__What is being asked__
How many lines in these records hold the string "Лист"? Reply with the number alone.

__Information provided__
"""

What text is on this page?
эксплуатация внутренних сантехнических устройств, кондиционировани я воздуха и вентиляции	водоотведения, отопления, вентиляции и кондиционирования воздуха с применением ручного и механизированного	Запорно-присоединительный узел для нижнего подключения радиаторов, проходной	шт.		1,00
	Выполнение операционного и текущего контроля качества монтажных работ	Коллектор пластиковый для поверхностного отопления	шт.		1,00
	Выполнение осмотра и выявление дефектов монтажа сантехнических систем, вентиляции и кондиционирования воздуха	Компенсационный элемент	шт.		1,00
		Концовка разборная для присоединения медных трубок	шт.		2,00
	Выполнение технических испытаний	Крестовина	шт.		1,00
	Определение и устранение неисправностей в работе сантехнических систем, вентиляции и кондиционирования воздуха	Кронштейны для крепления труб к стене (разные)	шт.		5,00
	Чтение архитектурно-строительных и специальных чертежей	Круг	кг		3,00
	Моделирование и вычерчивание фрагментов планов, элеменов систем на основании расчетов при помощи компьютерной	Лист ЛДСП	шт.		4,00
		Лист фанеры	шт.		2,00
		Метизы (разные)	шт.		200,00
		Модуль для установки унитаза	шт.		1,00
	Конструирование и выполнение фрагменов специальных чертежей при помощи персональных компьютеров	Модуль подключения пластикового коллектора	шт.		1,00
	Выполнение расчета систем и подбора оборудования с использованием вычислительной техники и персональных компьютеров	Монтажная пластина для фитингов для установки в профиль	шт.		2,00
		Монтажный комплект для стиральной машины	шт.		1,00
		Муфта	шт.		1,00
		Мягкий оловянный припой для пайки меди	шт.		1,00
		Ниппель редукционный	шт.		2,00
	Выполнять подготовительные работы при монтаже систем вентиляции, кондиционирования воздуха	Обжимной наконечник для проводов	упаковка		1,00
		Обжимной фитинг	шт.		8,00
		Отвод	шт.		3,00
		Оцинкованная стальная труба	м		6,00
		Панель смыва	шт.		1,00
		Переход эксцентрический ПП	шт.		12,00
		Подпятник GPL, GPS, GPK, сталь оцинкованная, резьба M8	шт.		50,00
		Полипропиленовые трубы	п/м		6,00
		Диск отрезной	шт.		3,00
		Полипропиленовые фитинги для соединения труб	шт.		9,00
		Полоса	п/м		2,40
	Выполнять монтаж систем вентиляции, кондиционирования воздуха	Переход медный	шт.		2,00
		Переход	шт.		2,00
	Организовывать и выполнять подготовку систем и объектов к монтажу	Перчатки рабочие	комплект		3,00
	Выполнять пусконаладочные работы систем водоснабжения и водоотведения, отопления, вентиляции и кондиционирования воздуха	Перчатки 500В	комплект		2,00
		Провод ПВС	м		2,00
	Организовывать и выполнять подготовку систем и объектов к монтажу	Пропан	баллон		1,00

"""

__Result__
2